[Lines of data]:

※

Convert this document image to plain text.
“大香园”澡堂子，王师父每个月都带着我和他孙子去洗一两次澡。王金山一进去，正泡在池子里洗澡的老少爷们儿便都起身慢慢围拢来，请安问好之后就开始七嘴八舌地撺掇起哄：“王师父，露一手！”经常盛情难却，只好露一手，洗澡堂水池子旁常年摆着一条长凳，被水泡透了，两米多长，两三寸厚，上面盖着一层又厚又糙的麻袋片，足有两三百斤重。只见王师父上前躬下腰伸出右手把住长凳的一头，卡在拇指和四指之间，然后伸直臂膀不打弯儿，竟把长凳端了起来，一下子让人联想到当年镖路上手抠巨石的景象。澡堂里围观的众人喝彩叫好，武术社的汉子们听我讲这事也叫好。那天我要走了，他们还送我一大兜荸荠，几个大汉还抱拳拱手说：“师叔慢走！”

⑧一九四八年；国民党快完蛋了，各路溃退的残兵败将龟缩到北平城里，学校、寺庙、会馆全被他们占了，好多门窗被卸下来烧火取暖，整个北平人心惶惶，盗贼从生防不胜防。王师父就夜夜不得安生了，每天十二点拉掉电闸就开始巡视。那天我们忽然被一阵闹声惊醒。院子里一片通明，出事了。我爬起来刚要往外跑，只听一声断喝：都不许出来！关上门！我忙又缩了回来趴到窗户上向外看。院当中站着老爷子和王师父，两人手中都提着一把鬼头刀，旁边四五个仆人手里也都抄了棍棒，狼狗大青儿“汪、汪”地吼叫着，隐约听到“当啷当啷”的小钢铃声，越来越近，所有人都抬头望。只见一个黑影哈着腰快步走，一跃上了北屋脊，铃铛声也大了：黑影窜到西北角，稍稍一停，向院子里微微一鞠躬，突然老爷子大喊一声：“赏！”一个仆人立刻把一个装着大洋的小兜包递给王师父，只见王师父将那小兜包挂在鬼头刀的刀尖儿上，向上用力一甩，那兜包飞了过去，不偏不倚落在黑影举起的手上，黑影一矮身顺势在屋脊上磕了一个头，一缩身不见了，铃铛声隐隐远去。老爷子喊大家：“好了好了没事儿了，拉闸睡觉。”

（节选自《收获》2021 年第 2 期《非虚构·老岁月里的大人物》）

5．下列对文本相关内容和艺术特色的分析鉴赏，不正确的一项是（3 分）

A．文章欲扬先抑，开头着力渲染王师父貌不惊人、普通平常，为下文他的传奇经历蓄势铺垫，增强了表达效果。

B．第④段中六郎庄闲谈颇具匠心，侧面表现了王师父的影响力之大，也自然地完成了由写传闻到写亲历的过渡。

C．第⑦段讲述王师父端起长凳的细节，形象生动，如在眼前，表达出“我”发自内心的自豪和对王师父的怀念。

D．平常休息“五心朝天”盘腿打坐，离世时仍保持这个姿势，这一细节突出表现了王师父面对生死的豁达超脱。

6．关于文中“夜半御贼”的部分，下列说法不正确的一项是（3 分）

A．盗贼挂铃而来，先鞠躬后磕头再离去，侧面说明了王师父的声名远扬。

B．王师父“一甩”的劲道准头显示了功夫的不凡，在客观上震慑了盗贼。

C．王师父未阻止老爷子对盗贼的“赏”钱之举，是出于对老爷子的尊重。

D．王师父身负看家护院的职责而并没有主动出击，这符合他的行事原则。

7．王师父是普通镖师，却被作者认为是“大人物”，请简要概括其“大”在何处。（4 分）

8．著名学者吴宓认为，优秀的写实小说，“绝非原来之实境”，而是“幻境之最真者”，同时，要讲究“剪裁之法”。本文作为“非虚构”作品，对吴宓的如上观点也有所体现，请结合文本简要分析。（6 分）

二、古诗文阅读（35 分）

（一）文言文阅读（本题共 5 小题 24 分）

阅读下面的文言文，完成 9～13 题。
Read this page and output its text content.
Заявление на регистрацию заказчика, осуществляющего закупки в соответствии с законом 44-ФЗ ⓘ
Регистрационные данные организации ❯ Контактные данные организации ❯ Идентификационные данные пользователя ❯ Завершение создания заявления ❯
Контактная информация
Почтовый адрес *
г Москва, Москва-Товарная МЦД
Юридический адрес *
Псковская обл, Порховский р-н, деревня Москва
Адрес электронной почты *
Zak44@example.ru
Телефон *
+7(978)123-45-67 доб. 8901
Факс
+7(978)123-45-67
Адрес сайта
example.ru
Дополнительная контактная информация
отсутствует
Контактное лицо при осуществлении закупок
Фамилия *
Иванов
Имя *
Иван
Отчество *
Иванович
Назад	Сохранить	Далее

※

[Given request]: Find the word "this" in the data and show each line that holds it.

[Full response]:
Convert this document image to plain text.
Read this page and output its text content.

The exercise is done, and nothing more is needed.